◆ **WHAT IS ASKED**
Return each line containing the string "icon".

◆ **THE DATA**
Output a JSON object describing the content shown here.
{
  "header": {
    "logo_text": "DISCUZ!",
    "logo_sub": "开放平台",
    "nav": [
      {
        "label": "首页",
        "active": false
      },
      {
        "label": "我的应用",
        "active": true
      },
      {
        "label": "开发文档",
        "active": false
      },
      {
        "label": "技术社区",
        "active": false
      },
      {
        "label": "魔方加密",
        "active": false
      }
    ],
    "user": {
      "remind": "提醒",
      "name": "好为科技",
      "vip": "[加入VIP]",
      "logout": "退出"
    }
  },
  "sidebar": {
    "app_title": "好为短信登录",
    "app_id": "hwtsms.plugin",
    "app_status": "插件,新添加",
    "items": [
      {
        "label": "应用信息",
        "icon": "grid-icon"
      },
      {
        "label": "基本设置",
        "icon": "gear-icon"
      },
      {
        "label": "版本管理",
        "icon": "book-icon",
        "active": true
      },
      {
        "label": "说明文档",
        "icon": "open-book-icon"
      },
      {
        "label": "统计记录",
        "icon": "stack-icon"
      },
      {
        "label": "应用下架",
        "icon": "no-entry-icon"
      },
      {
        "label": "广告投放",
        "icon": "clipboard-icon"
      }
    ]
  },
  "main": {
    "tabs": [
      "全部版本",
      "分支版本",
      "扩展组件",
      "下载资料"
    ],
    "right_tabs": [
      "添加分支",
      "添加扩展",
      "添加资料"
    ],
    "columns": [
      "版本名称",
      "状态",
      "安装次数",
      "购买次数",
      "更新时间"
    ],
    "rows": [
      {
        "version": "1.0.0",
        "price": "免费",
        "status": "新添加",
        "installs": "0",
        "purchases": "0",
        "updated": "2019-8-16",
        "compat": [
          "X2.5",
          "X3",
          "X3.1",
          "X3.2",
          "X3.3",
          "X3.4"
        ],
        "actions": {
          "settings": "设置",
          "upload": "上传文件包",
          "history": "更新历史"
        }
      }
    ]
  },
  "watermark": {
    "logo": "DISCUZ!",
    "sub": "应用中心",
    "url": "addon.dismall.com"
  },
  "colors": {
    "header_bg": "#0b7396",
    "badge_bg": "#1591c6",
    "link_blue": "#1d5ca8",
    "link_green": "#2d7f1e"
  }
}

◆ **PROBLEM SOLUTION**
        "icon": "grid-icon"
        "icon": "gear-icon"
        "icon": "book-icon",
        "icon": "open-book-icon"
        "icon": "stack-icon"
        "icon": "no-entry-icon"
        "icon": "clipboard-icon"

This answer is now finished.